* **Exercise goal**:
Express as a JSON list of strings, one per line and skipping blank lines, the lines of the listing starting at the line that contains "Text: By AAS" and ending at the line that contains "Text: [DE⊥BC]: [DE⊥BC]: [781, 1479, 870, 1499]", both included.

═════ Recorded data ═════

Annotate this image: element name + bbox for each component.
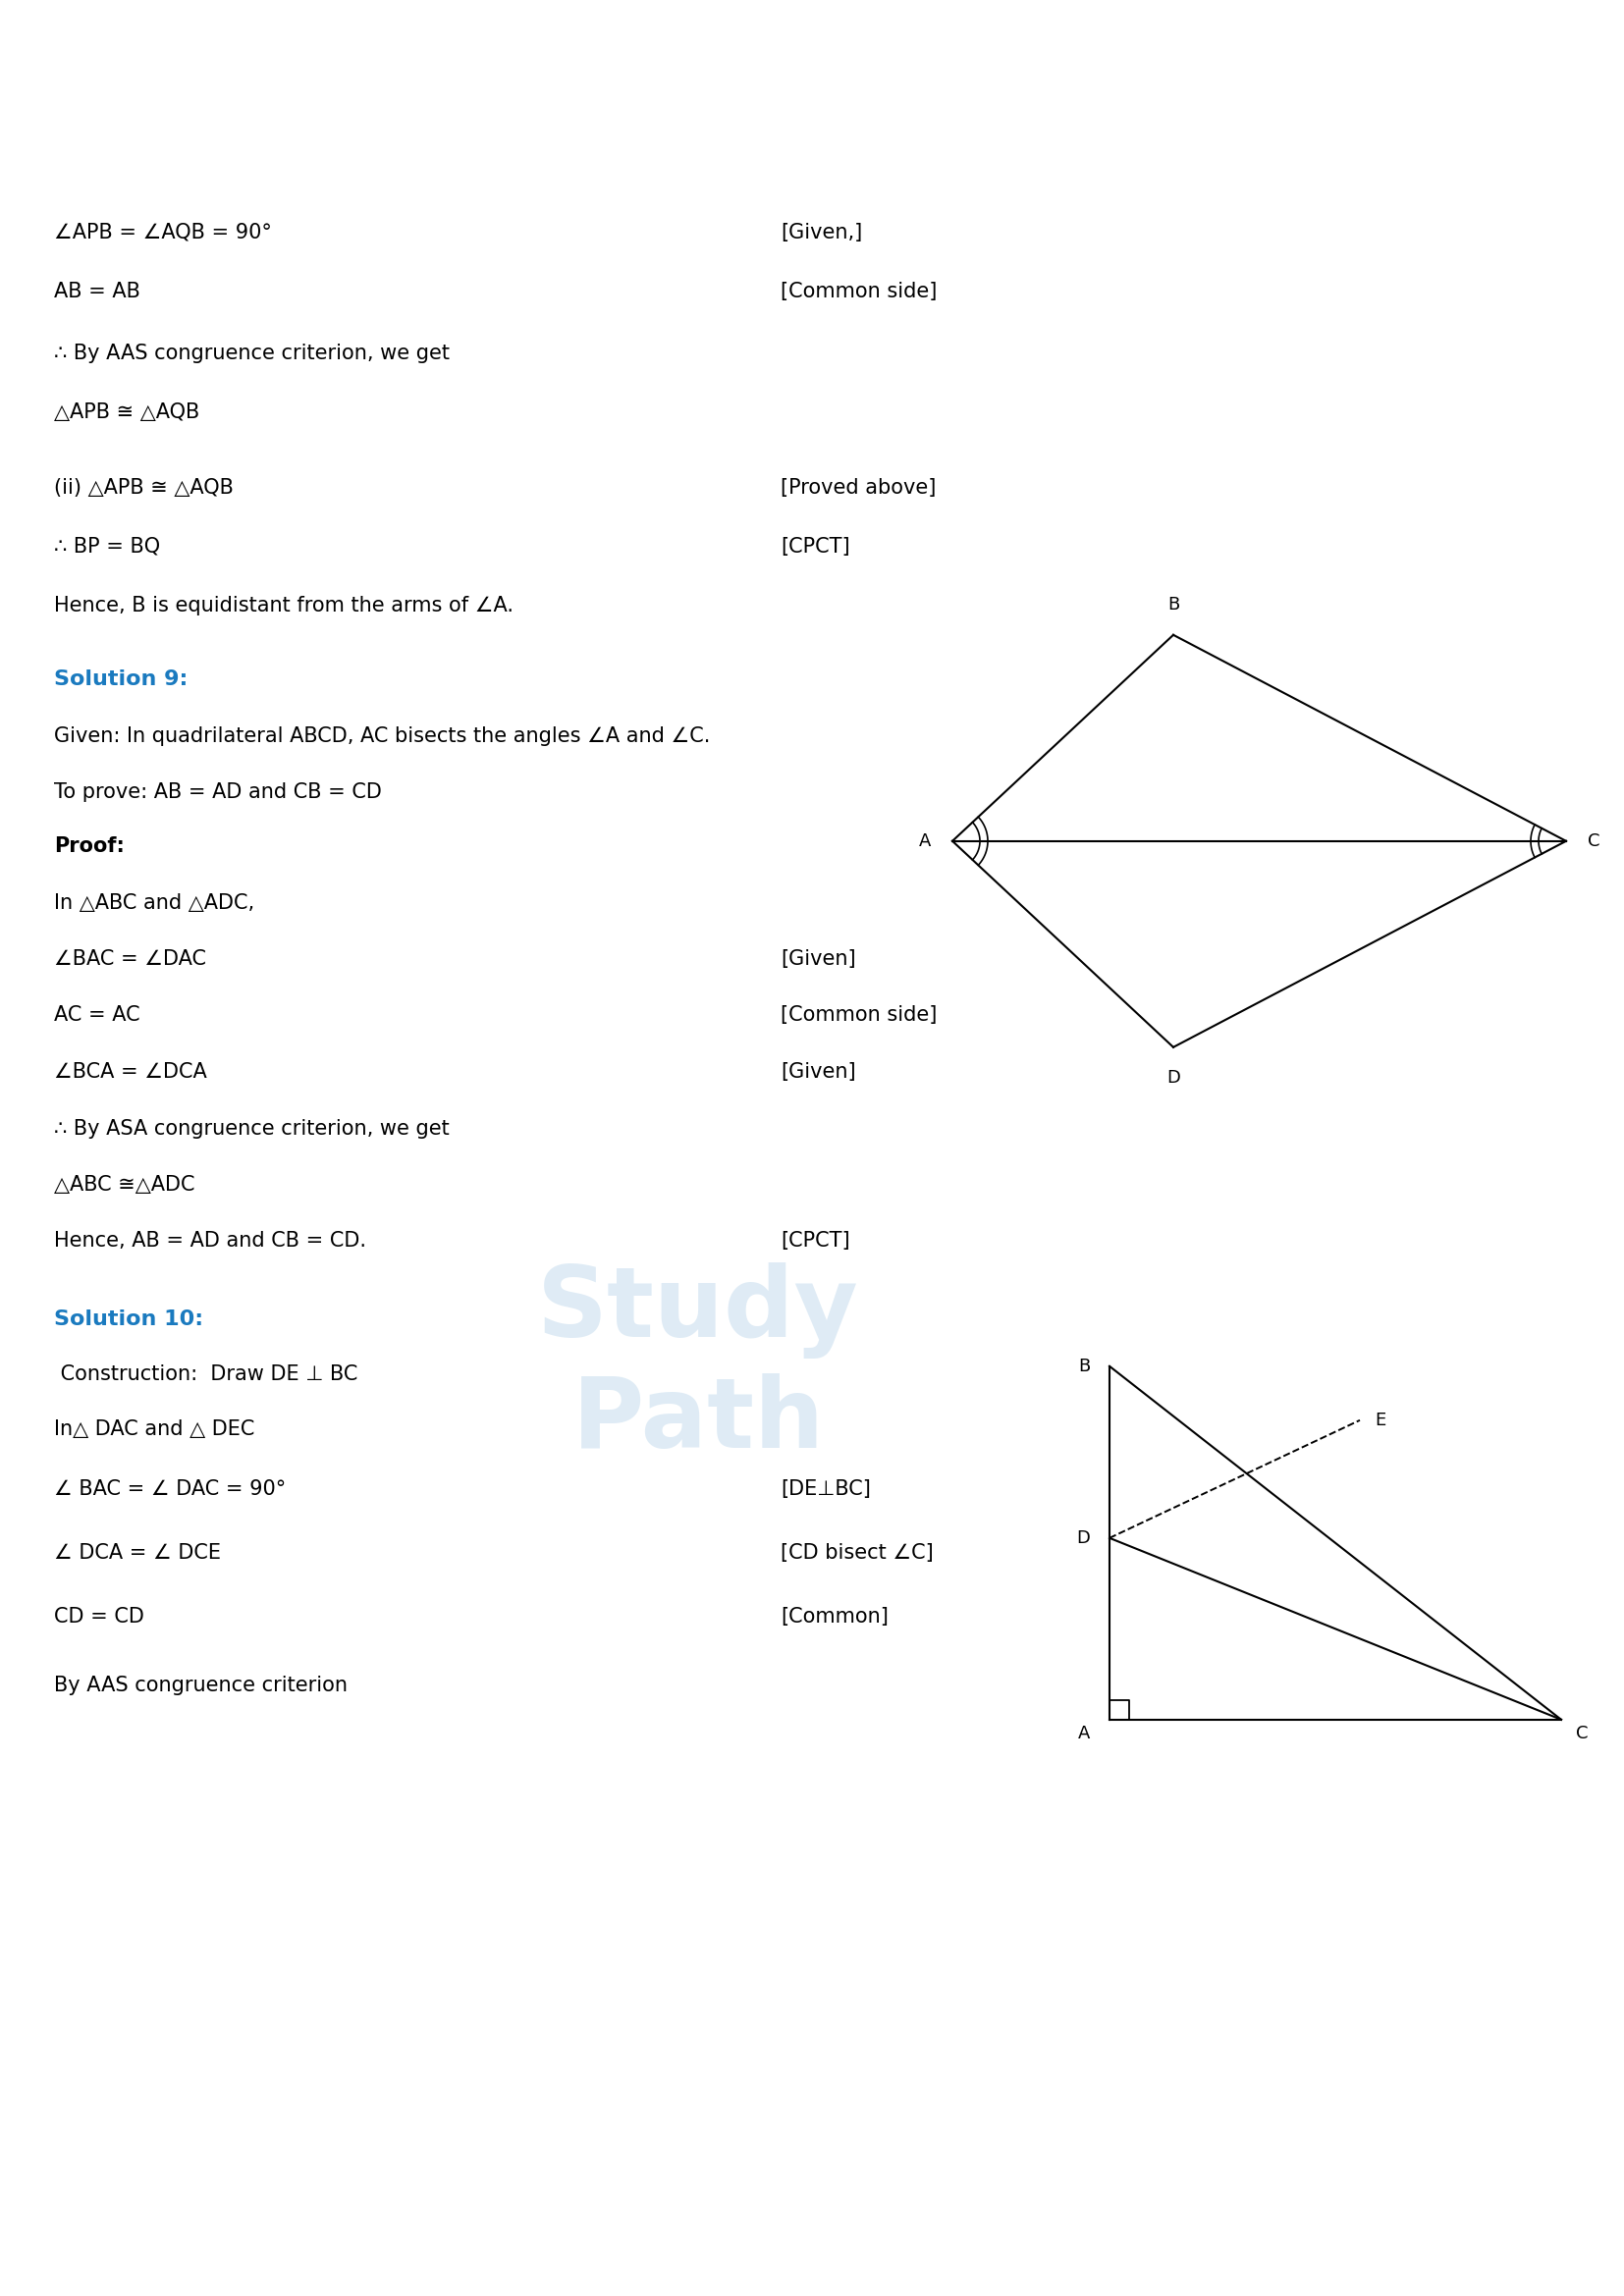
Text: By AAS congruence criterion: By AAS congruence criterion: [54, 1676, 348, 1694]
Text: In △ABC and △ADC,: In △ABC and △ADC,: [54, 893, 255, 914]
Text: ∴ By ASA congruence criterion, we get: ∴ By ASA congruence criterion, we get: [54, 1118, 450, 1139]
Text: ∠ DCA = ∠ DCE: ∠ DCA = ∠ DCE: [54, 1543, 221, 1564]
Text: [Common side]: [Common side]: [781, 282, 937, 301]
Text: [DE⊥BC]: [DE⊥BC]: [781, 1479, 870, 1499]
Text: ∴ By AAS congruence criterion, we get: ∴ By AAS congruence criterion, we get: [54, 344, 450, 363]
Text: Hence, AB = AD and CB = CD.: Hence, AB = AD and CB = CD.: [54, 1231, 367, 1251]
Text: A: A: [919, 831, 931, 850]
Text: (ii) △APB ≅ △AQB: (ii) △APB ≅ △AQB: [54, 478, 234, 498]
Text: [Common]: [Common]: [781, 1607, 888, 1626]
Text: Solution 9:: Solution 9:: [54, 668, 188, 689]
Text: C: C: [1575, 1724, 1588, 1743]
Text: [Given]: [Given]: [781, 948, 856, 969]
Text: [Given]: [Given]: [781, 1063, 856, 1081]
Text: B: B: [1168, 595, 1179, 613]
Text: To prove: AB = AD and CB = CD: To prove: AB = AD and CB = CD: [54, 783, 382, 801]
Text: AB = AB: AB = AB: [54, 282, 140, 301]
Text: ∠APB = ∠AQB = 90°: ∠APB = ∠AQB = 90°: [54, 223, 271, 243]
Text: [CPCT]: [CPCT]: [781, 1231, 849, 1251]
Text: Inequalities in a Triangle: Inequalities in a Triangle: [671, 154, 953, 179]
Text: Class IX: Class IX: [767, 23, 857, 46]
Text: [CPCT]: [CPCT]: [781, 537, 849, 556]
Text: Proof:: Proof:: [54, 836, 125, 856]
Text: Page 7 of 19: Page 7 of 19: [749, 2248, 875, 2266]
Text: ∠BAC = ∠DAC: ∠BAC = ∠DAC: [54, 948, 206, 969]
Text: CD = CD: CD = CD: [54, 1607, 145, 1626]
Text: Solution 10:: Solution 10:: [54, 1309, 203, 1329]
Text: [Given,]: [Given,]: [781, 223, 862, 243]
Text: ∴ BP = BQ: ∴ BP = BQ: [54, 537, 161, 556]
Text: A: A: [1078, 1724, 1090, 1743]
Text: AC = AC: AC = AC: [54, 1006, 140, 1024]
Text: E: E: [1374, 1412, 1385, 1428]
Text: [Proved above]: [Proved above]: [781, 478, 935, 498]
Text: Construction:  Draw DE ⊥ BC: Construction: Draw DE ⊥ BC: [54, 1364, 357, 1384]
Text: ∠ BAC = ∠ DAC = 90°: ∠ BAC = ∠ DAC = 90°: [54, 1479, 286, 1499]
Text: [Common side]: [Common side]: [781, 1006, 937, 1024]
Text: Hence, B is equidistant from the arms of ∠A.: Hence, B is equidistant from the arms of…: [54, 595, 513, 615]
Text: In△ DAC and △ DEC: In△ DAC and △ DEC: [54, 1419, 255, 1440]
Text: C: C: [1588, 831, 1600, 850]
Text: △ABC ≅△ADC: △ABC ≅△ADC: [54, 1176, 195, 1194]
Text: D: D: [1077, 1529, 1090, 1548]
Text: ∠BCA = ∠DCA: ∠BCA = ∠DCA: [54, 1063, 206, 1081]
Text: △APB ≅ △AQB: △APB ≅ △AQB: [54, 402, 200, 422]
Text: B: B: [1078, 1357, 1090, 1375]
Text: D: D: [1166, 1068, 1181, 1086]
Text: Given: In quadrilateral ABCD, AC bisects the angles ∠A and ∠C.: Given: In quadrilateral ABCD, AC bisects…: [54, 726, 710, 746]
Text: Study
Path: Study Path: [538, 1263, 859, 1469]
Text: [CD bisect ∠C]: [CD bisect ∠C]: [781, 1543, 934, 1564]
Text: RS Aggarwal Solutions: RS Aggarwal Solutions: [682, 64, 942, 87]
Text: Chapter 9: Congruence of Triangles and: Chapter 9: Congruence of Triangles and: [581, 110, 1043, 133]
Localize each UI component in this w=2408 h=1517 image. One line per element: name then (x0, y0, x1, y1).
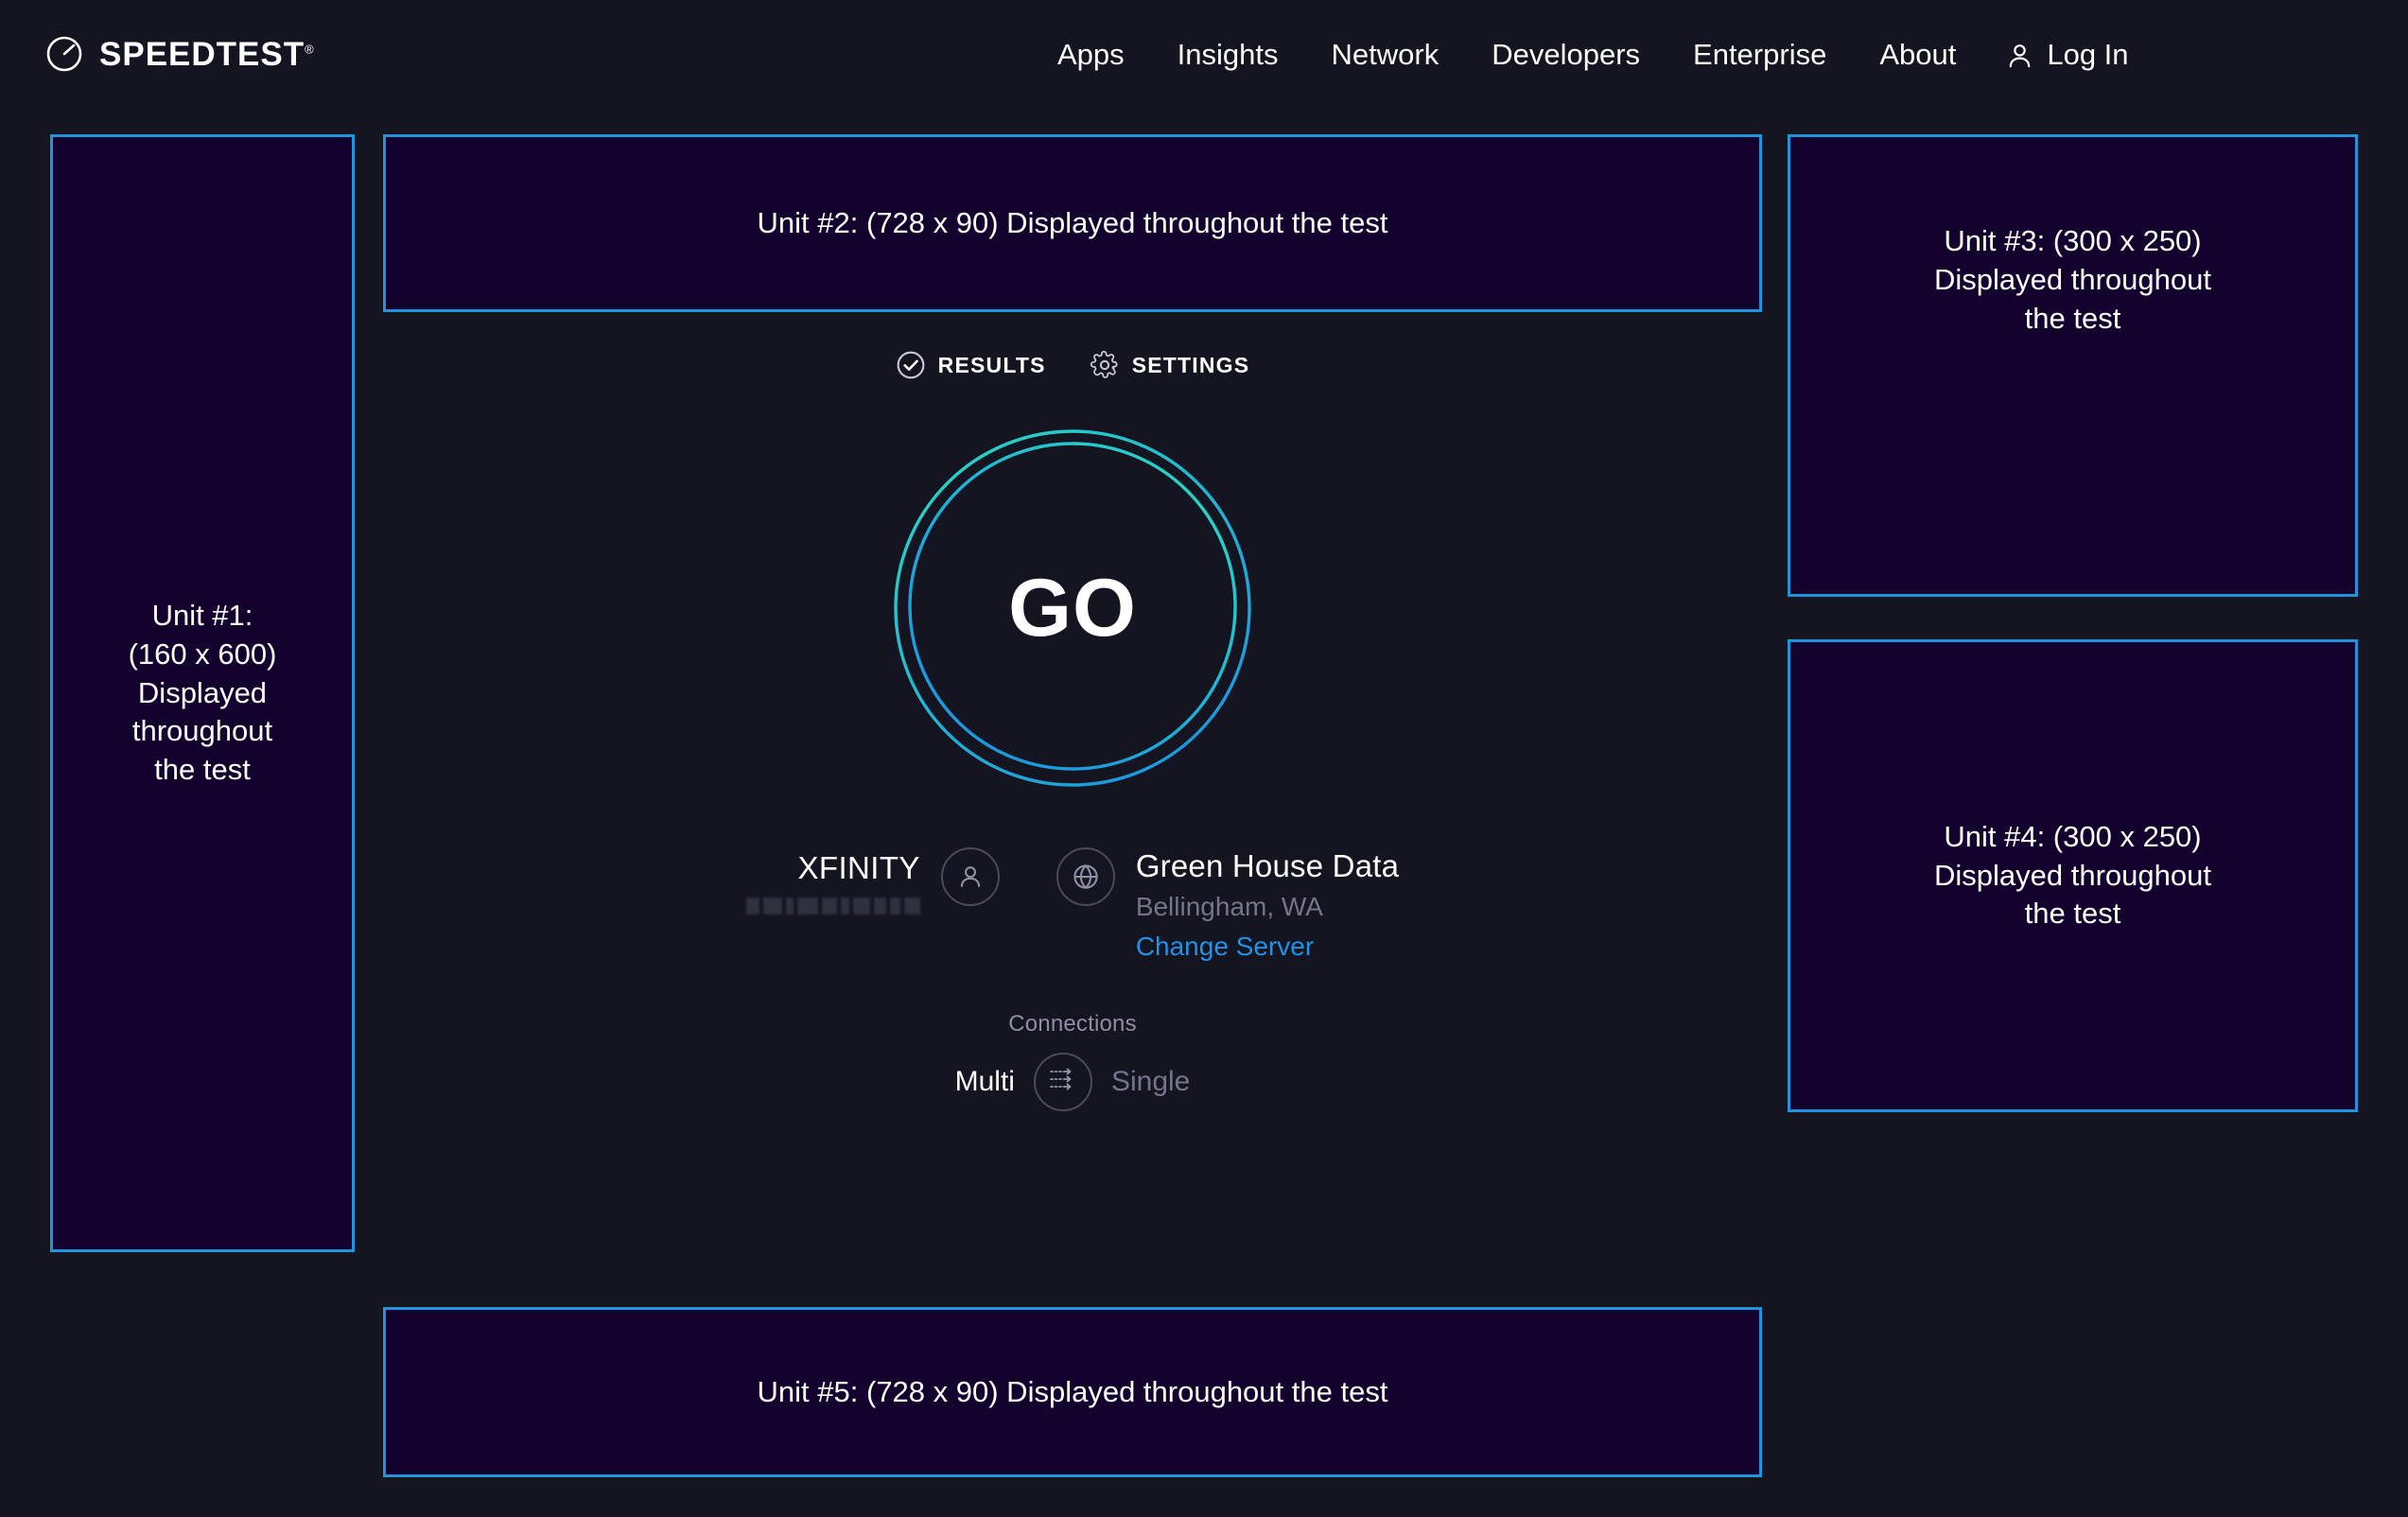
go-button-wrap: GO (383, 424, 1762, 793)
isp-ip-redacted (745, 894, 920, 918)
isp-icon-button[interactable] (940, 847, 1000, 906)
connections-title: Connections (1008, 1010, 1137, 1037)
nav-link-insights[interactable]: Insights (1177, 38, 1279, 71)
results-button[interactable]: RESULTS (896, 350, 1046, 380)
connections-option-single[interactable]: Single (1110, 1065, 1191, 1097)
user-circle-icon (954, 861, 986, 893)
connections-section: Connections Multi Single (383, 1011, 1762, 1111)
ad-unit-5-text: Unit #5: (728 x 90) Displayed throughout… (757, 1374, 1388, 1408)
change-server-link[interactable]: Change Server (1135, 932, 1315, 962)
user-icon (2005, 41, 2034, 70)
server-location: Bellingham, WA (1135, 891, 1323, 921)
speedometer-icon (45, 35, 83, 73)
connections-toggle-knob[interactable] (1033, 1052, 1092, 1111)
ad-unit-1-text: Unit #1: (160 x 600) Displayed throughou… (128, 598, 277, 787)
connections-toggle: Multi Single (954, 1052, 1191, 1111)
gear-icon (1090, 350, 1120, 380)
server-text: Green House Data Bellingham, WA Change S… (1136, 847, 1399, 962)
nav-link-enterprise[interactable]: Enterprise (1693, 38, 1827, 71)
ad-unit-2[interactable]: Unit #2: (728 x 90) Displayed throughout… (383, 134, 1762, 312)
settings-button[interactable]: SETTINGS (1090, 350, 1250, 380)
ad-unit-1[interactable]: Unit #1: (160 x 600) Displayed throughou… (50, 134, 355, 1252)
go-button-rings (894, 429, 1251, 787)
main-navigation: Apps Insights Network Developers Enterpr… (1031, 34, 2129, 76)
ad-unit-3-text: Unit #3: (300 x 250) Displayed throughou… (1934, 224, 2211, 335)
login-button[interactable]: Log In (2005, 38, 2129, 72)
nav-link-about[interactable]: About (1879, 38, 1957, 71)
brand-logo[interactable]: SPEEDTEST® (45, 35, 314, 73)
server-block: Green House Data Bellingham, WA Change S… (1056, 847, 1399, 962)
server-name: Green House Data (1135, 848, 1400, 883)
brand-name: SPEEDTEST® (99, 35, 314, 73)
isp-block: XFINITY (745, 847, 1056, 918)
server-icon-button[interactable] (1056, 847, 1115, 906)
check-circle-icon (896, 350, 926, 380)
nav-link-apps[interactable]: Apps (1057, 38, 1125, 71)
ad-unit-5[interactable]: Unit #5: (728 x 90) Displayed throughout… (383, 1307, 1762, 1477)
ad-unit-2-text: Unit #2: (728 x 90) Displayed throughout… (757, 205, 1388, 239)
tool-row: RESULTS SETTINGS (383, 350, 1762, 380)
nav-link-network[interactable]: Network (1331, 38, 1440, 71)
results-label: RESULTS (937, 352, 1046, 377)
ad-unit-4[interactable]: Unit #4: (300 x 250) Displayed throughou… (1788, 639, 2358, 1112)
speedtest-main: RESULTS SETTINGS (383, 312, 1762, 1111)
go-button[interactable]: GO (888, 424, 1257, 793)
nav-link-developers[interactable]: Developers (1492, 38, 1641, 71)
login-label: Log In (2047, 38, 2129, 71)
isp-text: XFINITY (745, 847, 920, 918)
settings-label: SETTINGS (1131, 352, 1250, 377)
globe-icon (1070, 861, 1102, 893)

═════

* **Problem solution**:
[
  "Text: By AAS congruence criterion: By AAS congruence criterion: [54, 1676, 348, 1694]",
  "Text: In △ABC and △ADC,: In △ABC and △ADC,: [54, 893, 255, 914]",
  "Text: ∴ By ASA congruence criterion, we get: ∴ By ASA congruence criterion, we get: [54, 1118, 450, 1139]",
  "Text: ∠ DCA = ∠ DCE: ∠ DCA = ∠ DCE: [54, 1543, 221, 1564]",
  "Text: [Common side]: [Common side]: [781, 282, 937, 301]",
  "Text: [DE⊥BC]: [DE⊥BC]: [781, 1479, 870, 1499]"
]